### Task data
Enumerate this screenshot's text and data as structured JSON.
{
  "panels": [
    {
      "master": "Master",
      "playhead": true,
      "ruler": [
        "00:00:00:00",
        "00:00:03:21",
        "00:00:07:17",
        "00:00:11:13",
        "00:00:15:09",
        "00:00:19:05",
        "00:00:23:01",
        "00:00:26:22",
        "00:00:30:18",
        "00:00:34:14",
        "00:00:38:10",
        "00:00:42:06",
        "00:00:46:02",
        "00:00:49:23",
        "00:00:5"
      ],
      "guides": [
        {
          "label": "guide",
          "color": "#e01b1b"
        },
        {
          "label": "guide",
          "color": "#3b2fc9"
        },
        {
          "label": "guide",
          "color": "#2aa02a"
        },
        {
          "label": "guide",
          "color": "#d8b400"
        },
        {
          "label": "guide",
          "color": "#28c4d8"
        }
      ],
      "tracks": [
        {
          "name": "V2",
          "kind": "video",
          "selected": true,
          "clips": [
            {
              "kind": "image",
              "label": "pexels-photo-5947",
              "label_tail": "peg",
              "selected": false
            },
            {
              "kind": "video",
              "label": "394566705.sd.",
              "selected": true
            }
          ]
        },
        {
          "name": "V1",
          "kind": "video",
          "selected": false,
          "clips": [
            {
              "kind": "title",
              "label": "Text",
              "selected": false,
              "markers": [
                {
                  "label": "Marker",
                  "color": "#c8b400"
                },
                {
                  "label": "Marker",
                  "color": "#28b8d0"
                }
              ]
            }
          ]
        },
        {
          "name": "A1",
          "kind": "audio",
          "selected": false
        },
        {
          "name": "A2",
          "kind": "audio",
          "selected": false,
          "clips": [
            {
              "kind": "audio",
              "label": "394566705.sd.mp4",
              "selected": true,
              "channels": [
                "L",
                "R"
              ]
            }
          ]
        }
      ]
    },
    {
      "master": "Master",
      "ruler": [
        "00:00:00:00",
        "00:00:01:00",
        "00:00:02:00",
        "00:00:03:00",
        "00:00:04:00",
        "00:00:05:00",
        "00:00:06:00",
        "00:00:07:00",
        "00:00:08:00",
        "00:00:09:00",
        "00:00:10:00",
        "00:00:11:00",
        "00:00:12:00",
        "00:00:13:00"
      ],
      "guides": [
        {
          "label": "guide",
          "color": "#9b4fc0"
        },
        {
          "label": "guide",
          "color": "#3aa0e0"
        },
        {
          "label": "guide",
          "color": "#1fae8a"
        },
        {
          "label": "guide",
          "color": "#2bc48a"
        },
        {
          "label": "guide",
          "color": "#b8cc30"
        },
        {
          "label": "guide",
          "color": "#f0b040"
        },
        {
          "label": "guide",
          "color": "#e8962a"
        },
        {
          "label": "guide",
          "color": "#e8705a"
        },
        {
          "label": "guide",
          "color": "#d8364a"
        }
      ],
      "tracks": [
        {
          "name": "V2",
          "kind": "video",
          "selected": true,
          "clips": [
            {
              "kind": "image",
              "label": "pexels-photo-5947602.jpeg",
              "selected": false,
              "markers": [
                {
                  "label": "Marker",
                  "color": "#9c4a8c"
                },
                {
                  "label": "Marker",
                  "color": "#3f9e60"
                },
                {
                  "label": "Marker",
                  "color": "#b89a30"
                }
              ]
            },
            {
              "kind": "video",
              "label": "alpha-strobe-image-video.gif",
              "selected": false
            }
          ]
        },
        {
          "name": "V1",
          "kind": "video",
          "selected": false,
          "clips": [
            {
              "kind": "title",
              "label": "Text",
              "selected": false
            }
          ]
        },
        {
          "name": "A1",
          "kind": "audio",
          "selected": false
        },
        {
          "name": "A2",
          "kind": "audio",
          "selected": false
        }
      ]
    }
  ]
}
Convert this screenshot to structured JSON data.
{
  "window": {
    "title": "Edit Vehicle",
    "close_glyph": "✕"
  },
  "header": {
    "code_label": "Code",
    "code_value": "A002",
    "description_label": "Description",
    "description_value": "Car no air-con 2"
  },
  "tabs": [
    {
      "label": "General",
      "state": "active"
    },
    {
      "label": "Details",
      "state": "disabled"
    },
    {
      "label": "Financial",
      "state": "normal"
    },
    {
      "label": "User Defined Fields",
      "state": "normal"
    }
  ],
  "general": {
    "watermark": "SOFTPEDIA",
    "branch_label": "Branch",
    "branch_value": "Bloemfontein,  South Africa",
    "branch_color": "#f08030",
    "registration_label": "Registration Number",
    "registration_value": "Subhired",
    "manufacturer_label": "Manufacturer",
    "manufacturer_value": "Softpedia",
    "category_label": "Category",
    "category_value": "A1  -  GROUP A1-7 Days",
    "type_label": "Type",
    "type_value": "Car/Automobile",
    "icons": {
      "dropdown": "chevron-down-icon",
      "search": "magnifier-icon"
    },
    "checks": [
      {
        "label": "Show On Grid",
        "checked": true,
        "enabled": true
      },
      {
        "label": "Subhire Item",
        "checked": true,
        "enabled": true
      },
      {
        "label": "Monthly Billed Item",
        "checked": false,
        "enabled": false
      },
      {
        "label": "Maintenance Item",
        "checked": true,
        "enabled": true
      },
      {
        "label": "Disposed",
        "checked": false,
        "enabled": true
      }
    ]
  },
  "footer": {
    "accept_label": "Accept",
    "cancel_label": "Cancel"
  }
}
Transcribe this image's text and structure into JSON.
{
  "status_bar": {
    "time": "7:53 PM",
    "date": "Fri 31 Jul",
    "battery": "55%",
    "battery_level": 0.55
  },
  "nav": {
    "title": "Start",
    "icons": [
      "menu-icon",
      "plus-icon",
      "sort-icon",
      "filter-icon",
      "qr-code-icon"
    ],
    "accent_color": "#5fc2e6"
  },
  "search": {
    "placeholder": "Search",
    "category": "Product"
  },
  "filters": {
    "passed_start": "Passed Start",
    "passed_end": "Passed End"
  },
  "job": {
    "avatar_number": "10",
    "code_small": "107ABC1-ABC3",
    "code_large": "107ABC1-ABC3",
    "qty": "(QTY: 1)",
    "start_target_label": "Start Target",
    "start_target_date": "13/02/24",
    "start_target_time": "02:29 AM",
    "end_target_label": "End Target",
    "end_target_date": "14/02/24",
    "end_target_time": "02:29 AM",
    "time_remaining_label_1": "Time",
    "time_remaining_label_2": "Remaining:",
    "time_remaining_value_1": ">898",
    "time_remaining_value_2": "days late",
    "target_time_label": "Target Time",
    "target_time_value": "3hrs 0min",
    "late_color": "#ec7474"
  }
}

### Work to do
Write out every line of the material again, exactly as it reads.

### Output for this task
Enumerate this screenshot's text and data as structured JSON.
{
  "panels": [
    {
      "master": "Master",
      "playhead": true,
      "ruler": [
        "00:00:00:00",
        "00:00:03:21",
        "00:00:07:17",
        "00:00:11:13",
        "00:00:15:09",
        "00:00:19:05",
        "00:00:23:01",
        "00:00:26:22",
        "00:00:30:18",
        "00:00:34:14",
        "00:00:38:10",
        "00:00:42:06",
        "00:00:46:02",
        "00:00:49:23",
        "00:00:5"
      ],
      "guides": [
        {
          "label": "guide",
          "color": "#e01b1b"
        },
        {
          "label": "guide",
          "color": "#3b2fc9"
        },
        {
          "label": "guide",
          "color": "#2aa02a"
        },
        {
          "label": "guide",
          "color": "#d8b400"
        },
        {
          "label": "guide",
          "color": "#28c4d8"
        }
      ],
      "tracks": [
        {
          "name": "V2",
          "kind": "video",
          "selected": true,
          "clips": [
            {
              "kind": "image",
              "label": "pexels-photo-5947",
              "label_tail": "peg",
              "selected": false
            },
            {
              "kind": "video",
              "label": "394566705.sd.",
              "selected": true
            }
          ]
        },
        {
          "name": "V1",
          "kind": "video",
          "selected": false,
          "clips": [
            {
              "kind": "title",
              "label": "Text",
              "selected": false,
              "markers": [
                {
                  "label": "Marker",
                  "color": "#c8b400"
                },
                {
                  "label": "Marker",
                  "color": "#28b8d0"
                }
              ]
            }
          ]
        },
        {
          "name": "A1",
          "kind": "audio",
          "selected": false
        },
        {
          "name": "A2",
          "kind": "audio",
          "selected": false,
          "clips": [
            {
              "kind": "audio",
              "label": "394566705.sd.mp4",
              "selected": true,
              "channels": [
                "L",
                "R"
              ]
            }
          ]
        }
      ]
    },
    {
      "master": "Master",
      "ruler": [
        "00:00:00:00",
        "00:00:01:00",
        "00:00:02:00",
        "00:00:03:00",
        "00:00:04:00",
        "00:00:05:00",
        "00:00:06:00",
        "00:00:07:00",
        "00:00:08:00",
        "00:00:09:00",
        "00:00:10:00",
        "00:00:11:00",
        "00:00:12:00",
        "00:00:13:00"
      ],
      "guides": [
        {
          "label": "guide",
          "color": "#9b4fc0"
        },
        {
          "label": "guide",
          "color": "#3aa0e0"
        },
        {
          "label": "guide",
          "color": "#1fae8a"
        },
        {
          "label": "guide",
          "color": "#2bc48a"
        },
        {
          "label": "guide",
          "color": "#b8cc30"
        },
        {
          "label": "guide",
          "color": "#f0b040"
        },
        {
          "label": "guide",
          "color": "#e8962a"
        },
        {
          "label": "guide",
          "color": "#e8705a"
        },
        {
          "label": "guide",
          "color": "#d8364a"
        }
      ],
      "tracks": [
        {
          "name": "V2",
          "kind": "video",
          "selected": true,
          "clips": [
            {
              "kind": "image",
              "label": "pexels-photo-5947602.jpeg",
              "selected": false,
              "markers": [
                {
                  "label": "Marker",
                  "color": "#9c4a8c"
                },
                {
                  "label": "Marker",
                  "color": "#3f9e60"
                },
                {
                  "label": "Marker",
                  "color": "#b89a30"
                }
              ]
            },
            {
              "kind": "video",
              "label": "alpha-strobe-image-video.gif",
              "selected": false
            }
          ]
        },
        {
          "name": "V1",
          "kind": "video",
          "selected": false,
          "clips": [
            {
              "kind": "title",
              "label": "Text",
              "selected": false
            }
          ]
        },
        {
          "name": "A1",
          "kind": "audio",
          "selected": false
        },
        {
          "name": "A2",
          "kind": "audio",
          "selected": false
        }
      ]
    }
  ]
}
Convert this screenshot to structured JSON data.
{
  "window": {
    "title": "Edit Vehicle",
    "close_glyph": "✕"
  },
  "header": {
    "code_label": "Code",
    "code_value": "A002",
    "description_label": "Description",
    "description_value": "Car no air-con 2"
  },
  "tabs": [
    {
      "label": "General",
      "state": "active"
    },
    {
      "label": "Details",
      "state": "disabled"
    },
    {
      "label": "Financial",
      "state": "normal"
    },
    {
      "label": "User Defined Fields",
      "state": "normal"
    }
  ],
  "general": {
    "watermark": "SOFTPEDIA",
    "branch_label": "Branch",
    "branch_value": "Bloemfontein,  South Africa",
    "branch_color": "#f08030",
    "registration_label": "Registration Number",
    "registration_value": "Subhired",
    "manufacturer_label": "Manufacturer",
    "manufacturer_value": "Softpedia",
    "category_label": "Category",
    "category_value": "A1  -  GROUP A1-7 Days",
    "type_label": "Type",
    "type_value": "Car/Automobile",
    "icons": {
      "dropdown": "chevron-down-icon",
      "search": "magnifier-icon"
    },
    "checks": [
      {
        "label": "Show On Grid",
        "checked": true,
        "enabled": true
      },
      {
        "label": "Subhire Item",
        "checked": true,
        "enabled": true
      },
      {
        "label": "Monthly Billed Item",
        "checked": false,
        "enabled": false
      },
      {
        "label": "Maintenance Item",
        "checked": true,
        "enabled": true
      },
      {
        "label": "Disposed",
        "checked": false,
        "enabled": true
      }
    ]
  },
  "footer": {
    "accept_label": "Accept",
    "cancel_label": "Cancel"
  }
}
Transcribe this image's text and structure into JSON.
{
  "status_bar": {
    "time": "7:53 PM",
    "date": "Fri 31 Jul",
    "battery": "55%",
    "battery_level": 0.55
  },
  "nav": {
    "title": "Start",
    "icons": [
      "menu-icon",
      "plus-icon",
      "sort-icon",
      "filter-icon",
      "qr-code-icon"
    ],
    "accent_color": "#5fc2e6"
  },
  "search": {
    "placeholder": "Search",
    "category": "Product"
  },
  "filters": {
    "passed_start": "Passed Start",
    "passed_end": "Passed End"
  },
  "job": {
    "avatar_number": "10",
    "code_small": "107ABC1-ABC3",
    "code_large": "107ABC1-ABC3",
    "qty": "(QTY: 1)",
    "start_target_label": "Start Target",
    "start_target_date": "13/02/24",
    "start_target_time": "02:29 AM",
    "end_target_label": "End Target",
    "end_target_date": "14/02/24",
    "end_target_time": "02:29 AM",
    "time_remaining_label_1": "Time",
    "time_remaining_label_2": "Remaining:",
    "time_remaining_value_1": ">898",
    "time_remaining_value_2": "days late",
    "target_time_label": "Target Time",
    "target_time_value": "3hrs 0min",
    "late_color": "#ec7474"
  }
}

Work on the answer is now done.